What you are asked to do:
Write out each line that follows exactly as it stands, without the pictures.

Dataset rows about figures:
****************
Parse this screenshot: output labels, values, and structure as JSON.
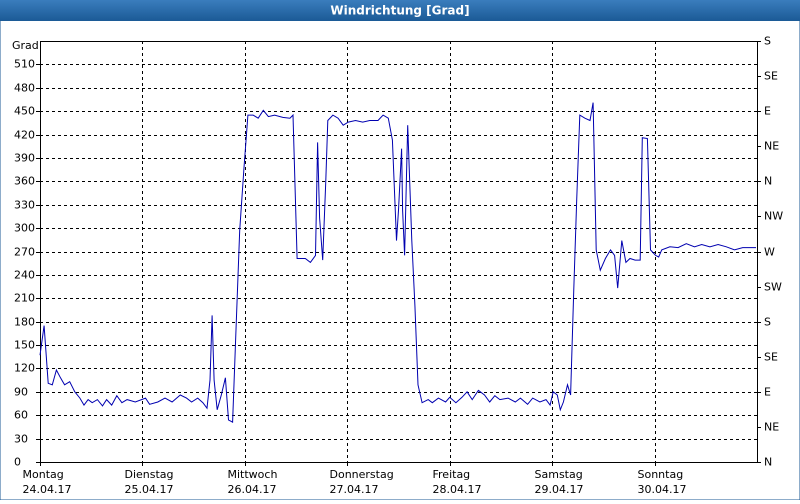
{
  "chart_data": {
    "type": "line",
    "title": "Windrichtung [Grad]",
    "y_label": "Grad",
    "xlim": [
      0,
      7
    ],
    "xticks": [
      {
        "value": 0,
        "label": "Montag"
      },
      {
        "value": 1,
        "label": "Dienstag"
      },
      {
        "value": 2,
        "label": "Mittwoch"
      },
      {
        "value": 3,
        "label": "Donnerstag"
      },
      {
        "value": 4,
        "label": "Freitag"
      },
      {
        "value": 5,
        "label": "Samstag"
      },
      {
        "value": 6,
        "label": "Sonntag"
      }
    ],
    "xtick_dates": [
      "24.04.17",
      "25.04.17",
      "26.04.17",
      "27.04.17",
      "28.04.17",
      "29.04.17",
      "30.04.17"
    ],
    "ylim": [
      0,
      540
    ],
    "yticks": [
      0,
      30,
      60,
      90,
      120,
      150,
      180,
      210,
      240,
      270,
      300,
      330,
      360,
      390,
      420,
      450,
      480,
      510
    ],
    "y2lim": [
      0,
      540
    ],
    "y2ticks": [
      {
        "value": 0,
        "label": "N"
      },
      {
        "value": 45,
        "label": "NE"
      },
      {
        "value": 90,
        "label": "E"
      },
      {
        "value": 135,
        "label": "SE"
      },
      {
        "value": 180,
        "label": "S"
      },
      {
        "value": 225,
        "label": "SW"
      },
      {
        "value": 270,
        "label": "W"
      },
      {
        "value": 315,
        "label": "NW"
      },
      {
        "value": 360,
        "label": "N"
      },
      {
        "value": 405,
        "label": "NE"
      },
      {
        "value": 450,
        "label": "E"
      },
      {
        "value": 495,
        "label": "SE"
      },
      {
        "value": 540,
        "label": "S"
      }
    ],
    "grid": true,
    "color": "#0000b0",
    "x": [
      0,
      0.04,
      0.08,
      0.12,
      0.16,
      0.2,
      0.24,
      0.29,
      0.34,
      0.39,
      0.43,
      0.47,
      0.51,
      0.56,
      0.61,
      0.65,
      0.7,
      0.75,
      0.8,
      0.85,
      0.93,
      1.03,
      1.07,
      1.15,
      1.22,
      1.29,
      1.37,
      1.43,
      1.48,
      1.54,
      1.59,
      1.63,
      1.66,
      1.68,
      1.7,
      1.73,
      1.77,
      1.81,
      1.84,
      1.88,
      1.91,
      1.95,
      1.99,
      2.03,
      2.08,
      2.13,
      2.18,
      2.23,
      2.29,
      2.37,
      2.44,
      2.47,
      2.51,
      2.59,
      2.64,
      2.69,
      2.71,
      2.73,
      2.76,
      2.79,
      2.81,
      2.86,
      2.91,
      2.96,
      3.01,
      3.08,
      3.15,
      3.22,
      3.3,
      3.35,
      3.4,
      3.44,
      3.48,
      3.5,
      3.53,
      3.54,
      3.56,
      3.59,
      3.63,
      3.66,
      3.69,
      3.73,
      3.79,
      3.83,
      3.89,
      3.96,
      4.0,
      4.06,
      4.12,
      4.17,
      4.22,
      4.28,
      4.34,
      4.39,
      4.44,
      4.49,
      4.57,
      4.64,
      4.69,
      4.76,
      4.81,
      4.88,
      4.94,
      4.98,
      5.01,
      5.05,
      5.08,
      5.11,
      5.15,
      5.18,
      5.21,
      5.24,
      5.27,
      5.32,
      5.37,
      5.4,
      5.43,
      5.47,
      5.52,
      5.57,
      5.61,
      5.64,
      5.68,
      5.72,
      5.76,
      5.81,
      5.86,
      5.88,
      5.93,
      5.96,
      6.01,
      6.04,
      6.07,
      6.15,
      6.23,
      6.31,
      6.39,
      6.46,
      6.54,
      6.62,
      6.7,
      6.78,
      6.86,
      6.93,
      6.99
    ],
    "values": [
      137,
      175,
      101,
      99,
      118,
      108,
      99,
      103,
      90,
      82,
      73,
      80,
      76,
      80,
      72,
      80,
      73,
      85,
      76,
      80,
      77,
      82,
      74,
      77,
      82,
      77,
      86,
      82,
      77,
      82,
      76,
      69,
      105,
      188,
      105,
      67,
      86,
      108,
      54,
      51,
      156,
      297,
      374,
      445,
      445,
      441,
      451,
      443,
      445,
      442,
      441,
      445,
      261,
      261,
      256,
      265,
      410,
      313,
      259,
      361,
      438,
      445,
      441,
      432,
      436,
      438,
      436,
      438,
      438,
      445,
      441,
      413,
      284,
      323,
      402,
      323,
      265,
      432,
      284,
      201,
      99,
      76,
      80,
      76,
      82,
      77,
      83,
      76,
      83,
      90,
      80,
      92,
      86,
      77,
      85,
      80,
      82,
      77,
      82,
      74,
      82,
      77,
      80,
      73,
      90,
      86,
      67,
      77,
      99,
      86,
      218,
      336,
      445,
      441,
      438,
      461,
      272,
      246,
      261,
      272,
      265,
      223,
      284,
      256,
      261,
      259,
      259,
      416,
      415,
      272,
      265,
      263,
      272,
      276,
      275,
      280,
      276,
      279,
      276,
      279,
      276,
      272,
      275,
      275,
      275
    ]
  }
}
****************
Result below:
Parse this screenshot: output labels, values, and structure as JSON.
{
  "chart_data": {
    "type": "line",
    "title": "Windrichtung [Grad]",
    "y_label": "Grad",
    "xlim": [
      0,
      7
    ],
    "xticks": [
      {
        "value": 0,
        "label": "Montag"
      },
      {
        "value": 1,
        "label": "Dienstag"
      },
      {
        "value": 2,
        "label": "Mittwoch"
      },
      {
        "value": 3,
        "label": "Donnerstag"
      },
      {
        "value": 4,
        "label": "Freitag"
      },
      {
        "value": 5,
        "label": "Samstag"
      },
      {
        "value": 6,
        "label": "Sonntag"
      }
    ],
    "xtick_dates": [
      "24.04.17",
      "25.04.17",
      "26.04.17",
      "27.04.17",
      "28.04.17",
      "29.04.17",
      "30.04.17"
    ],
    "ylim": [
      0,
      540
    ],
    "yticks": [
      0,
      30,
      60,
      90,
      120,
      150,
      180,
      210,
      240,
      270,
      300,
      330,
      360,
      390,
      420,
      450,
      480,
      510
    ],
    "y2lim": [
      0,
      540
    ],
    "y2ticks": [
      {
        "value": 0,
        "label": "N"
      },
      {
        "value": 45,
        "label": "NE"
      },
      {
        "value": 90,
        "label": "E"
      },
      {
        "value": 135,
        "label": "SE"
      },
      {
        "value": 180,
        "label": "S"
      },
      {
        "value": 225,
        "label": "SW"
      },
      {
        "value": 270,
        "label": "W"
      },
      {
        "value": 315,
        "label": "NW"
      },
      {
        "value": 360,
        "label": "N"
      },
      {
        "value": 405,
        "label": "NE"
      },
      {
        "value": 450,
        "label": "E"
      },
      {
        "value": 495,
        "label": "SE"
      },
      {
        "value": 540,
        "label": "S"
      }
    ],
    "grid": true,
    "color": "#0000b0",
    "x": [
      0,
      0.04,
      0.08,
      0.12,
      0.16,
      0.2,
      0.24,
      0.29,
      0.34,
      0.39,
      0.43,
      0.47,
      0.51,
      0.56,
      0.61,
      0.65,
      0.7,
      0.75,
      0.8,
      0.85,
      0.93,
      1.03,
      1.07,
      1.15,
      1.22,
      1.29,
      1.37,
      1.43,
      1.48,
      1.54,
      1.59,
      1.63,
      1.66,
      1.68,
      1.7,
      1.73,
      1.77,
      1.81,
      1.84,
      1.88,
      1.91,
      1.95,
      1.99,
      2.03,
      2.08,
      2.13,
      2.18,
      2.23,
      2.29,
      2.37,
      2.44,
      2.47,
      2.51,
      2.59,
      2.64,
      2.69,
      2.71,
      2.73,
      2.76,
      2.79,
      2.81,
      2.86,
      2.91,
      2.96,
      3.01,
      3.08,
      3.15,
      3.22,
      3.3,
      3.35,
      3.4,
      3.44,
      3.48,
      3.5,
      3.53,
      3.54,
      3.56,
      3.59,
      3.63,
      3.66,
      3.69,
      3.73,
      3.79,
      3.83,
      3.89,
      3.96,
      4.0,
      4.06,
      4.12,
      4.17,
      4.22,
      4.28,
      4.34,
      4.39,
      4.44,
      4.49,
      4.57,
      4.64,
      4.69,
      4.76,
      4.81,
      4.88,
      4.94,
      4.98,
      5.01,
      5.05,
      5.08,
      5.11,
      5.15,
      5.18,
      5.21,
      5.24,
      5.27,
      5.32,
      5.37,
      5.4,
      5.43,
      5.47,
      5.52,
      5.57,
      5.61,
      5.64,
      5.68,
      5.72,
      5.76,
      5.81,
      5.86,
      5.88,
      5.93,
      5.96,
      6.01,
      6.04,
      6.07,
      6.15,
      6.23,
      6.31,
      6.39,
      6.46,
      6.54,
      6.62,
      6.7,
      6.78,
      6.86,
      6.93,
      6.99
    ],
    "values": [
      137,
      175,
      101,
      99,
      118,
      108,
      99,
      103,
      90,
      82,
      73,
      80,
      76,
      80,
      72,
      80,
      73,
      85,
      76,
      80,
      77,
      82,
      74,
      77,
      82,
      77,
      86,
      82,
      77,
      82,
      76,
      69,
      105,
      188,
      105,
      67,
      86,
      108,
      54,
      51,
      156,
      297,
      374,
      445,
      445,
      441,
      451,
      443,
      445,
      442,
      441,
      445,
      261,
      261,
      256,
      265,
      410,
      313,
      259,
      361,
      438,
      445,
      441,
      432,
      436,
      438,
      436,
      438,
      438,
      445,
      441,
      413,
      284,
      323,
      402,
      323,
      265,
      432,
      284,
      201,
      99,
      76,
      80,
      76,
      82,
      77,
      83,
      76,
      83,
      90,
      80,
      92,
      86,
      77,
      85,
      80,
      82,
      77,
      82,
      74,
      82,
      77,
      80,
      73,
      90,
      86,
      67,
      77,
      99,
      86,
      218,
      336,
      445,
      441,
      438,
      461,
      272,
      246,
      261,
      272,
      265,
      223,
      284,
      256,
      261,
      259,
      259,
      416,
      415,
      272,
      265,
      263,
      272,
      276,
      275,
      280,
      276,
      279,
      276,
      279,
      276,
      272,
      275,
      275,
      275
    ]
  }
}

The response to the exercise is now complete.